Supplied entries:
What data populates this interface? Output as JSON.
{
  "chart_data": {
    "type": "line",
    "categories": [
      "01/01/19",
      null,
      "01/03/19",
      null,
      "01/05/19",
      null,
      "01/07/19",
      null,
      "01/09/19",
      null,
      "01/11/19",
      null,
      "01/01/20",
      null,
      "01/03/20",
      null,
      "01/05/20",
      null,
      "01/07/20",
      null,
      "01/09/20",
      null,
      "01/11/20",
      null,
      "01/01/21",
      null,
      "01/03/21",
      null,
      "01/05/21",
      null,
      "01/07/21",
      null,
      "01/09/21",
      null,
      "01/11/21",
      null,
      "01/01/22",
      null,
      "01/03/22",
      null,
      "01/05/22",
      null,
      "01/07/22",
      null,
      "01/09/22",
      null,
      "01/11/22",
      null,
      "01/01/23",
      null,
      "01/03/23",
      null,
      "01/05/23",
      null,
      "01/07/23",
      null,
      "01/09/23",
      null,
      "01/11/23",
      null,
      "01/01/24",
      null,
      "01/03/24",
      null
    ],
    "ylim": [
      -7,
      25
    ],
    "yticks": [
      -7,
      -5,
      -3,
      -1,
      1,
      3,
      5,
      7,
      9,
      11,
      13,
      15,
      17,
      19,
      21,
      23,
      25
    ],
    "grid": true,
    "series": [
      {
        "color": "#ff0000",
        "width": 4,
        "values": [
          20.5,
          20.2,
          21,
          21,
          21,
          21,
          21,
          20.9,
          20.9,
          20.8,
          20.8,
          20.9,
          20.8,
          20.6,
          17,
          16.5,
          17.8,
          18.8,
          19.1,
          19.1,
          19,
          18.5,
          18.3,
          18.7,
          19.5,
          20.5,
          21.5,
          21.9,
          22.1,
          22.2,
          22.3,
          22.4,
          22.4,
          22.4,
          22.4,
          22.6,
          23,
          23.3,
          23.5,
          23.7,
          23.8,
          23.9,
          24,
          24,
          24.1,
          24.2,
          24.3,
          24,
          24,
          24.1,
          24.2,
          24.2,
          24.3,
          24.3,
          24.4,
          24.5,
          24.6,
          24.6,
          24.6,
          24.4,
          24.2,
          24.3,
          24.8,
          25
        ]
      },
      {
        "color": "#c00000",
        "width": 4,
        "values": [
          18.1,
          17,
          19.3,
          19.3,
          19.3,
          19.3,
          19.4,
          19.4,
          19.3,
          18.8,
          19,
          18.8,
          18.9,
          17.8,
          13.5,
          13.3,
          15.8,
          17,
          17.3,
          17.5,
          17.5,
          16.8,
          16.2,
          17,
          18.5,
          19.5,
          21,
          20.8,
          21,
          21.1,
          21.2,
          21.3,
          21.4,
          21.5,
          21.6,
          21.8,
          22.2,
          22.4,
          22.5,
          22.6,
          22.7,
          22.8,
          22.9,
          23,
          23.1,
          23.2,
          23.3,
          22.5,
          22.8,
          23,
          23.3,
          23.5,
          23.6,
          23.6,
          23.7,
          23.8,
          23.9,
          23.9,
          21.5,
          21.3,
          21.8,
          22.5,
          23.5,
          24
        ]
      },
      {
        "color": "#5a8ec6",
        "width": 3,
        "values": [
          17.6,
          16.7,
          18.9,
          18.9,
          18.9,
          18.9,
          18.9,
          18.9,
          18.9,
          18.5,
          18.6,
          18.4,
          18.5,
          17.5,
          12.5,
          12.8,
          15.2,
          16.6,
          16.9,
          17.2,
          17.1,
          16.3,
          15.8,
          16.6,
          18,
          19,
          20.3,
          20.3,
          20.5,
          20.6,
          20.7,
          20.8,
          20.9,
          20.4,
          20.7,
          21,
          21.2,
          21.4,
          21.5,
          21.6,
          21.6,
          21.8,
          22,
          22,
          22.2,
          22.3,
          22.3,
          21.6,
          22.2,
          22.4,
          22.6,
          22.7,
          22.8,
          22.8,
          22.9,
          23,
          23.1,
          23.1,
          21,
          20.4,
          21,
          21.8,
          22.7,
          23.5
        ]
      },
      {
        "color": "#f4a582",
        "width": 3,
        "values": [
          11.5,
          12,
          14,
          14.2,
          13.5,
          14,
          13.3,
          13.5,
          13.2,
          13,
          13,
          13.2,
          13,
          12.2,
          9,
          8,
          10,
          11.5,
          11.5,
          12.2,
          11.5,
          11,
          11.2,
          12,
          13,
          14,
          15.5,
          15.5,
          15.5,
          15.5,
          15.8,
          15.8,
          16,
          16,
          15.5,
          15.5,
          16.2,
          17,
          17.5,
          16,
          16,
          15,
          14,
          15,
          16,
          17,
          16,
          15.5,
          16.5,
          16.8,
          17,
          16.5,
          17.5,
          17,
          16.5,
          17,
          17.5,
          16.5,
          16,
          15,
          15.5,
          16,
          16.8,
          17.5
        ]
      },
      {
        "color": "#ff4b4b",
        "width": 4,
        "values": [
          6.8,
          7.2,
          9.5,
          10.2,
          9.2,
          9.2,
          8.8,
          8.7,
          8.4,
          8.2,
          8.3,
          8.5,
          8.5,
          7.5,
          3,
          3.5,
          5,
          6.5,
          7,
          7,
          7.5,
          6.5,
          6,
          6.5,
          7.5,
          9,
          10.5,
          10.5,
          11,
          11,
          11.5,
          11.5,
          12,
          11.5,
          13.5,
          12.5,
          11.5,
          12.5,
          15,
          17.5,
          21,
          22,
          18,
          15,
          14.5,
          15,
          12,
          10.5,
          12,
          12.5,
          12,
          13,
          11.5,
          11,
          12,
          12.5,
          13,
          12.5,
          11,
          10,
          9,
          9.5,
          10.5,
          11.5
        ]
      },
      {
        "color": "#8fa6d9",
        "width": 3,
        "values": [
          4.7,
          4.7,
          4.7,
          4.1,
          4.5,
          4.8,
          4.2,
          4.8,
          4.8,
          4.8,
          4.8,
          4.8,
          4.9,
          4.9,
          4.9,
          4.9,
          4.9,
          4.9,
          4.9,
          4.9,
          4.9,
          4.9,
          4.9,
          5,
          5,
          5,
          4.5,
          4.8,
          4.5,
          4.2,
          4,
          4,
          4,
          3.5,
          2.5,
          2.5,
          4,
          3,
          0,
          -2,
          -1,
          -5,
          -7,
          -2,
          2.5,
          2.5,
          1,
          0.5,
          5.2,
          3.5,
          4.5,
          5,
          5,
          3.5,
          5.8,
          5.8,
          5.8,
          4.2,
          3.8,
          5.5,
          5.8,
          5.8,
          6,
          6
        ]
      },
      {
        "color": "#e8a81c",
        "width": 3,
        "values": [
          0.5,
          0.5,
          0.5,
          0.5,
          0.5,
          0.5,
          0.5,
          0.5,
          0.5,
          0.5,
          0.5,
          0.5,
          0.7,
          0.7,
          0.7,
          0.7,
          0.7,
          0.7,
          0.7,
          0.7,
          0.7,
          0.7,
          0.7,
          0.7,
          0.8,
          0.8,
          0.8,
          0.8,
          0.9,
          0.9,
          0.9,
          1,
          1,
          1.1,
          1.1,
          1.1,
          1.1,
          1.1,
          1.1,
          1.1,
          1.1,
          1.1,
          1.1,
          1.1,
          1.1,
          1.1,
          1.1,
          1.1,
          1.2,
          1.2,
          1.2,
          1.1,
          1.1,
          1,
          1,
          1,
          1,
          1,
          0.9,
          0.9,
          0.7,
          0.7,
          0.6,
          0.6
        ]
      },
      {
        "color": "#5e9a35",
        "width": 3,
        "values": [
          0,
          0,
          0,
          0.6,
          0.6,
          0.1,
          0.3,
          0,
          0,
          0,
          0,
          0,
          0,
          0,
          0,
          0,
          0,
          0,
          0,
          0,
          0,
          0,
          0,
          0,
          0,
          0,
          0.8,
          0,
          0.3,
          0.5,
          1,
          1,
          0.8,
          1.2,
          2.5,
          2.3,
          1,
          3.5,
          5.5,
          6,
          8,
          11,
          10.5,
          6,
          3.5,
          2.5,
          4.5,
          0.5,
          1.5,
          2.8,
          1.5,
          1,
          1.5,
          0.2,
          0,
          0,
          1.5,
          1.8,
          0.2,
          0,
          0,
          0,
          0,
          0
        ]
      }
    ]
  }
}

Aim: Report the number of lines holding the string "color", without any other words.

Task result: 8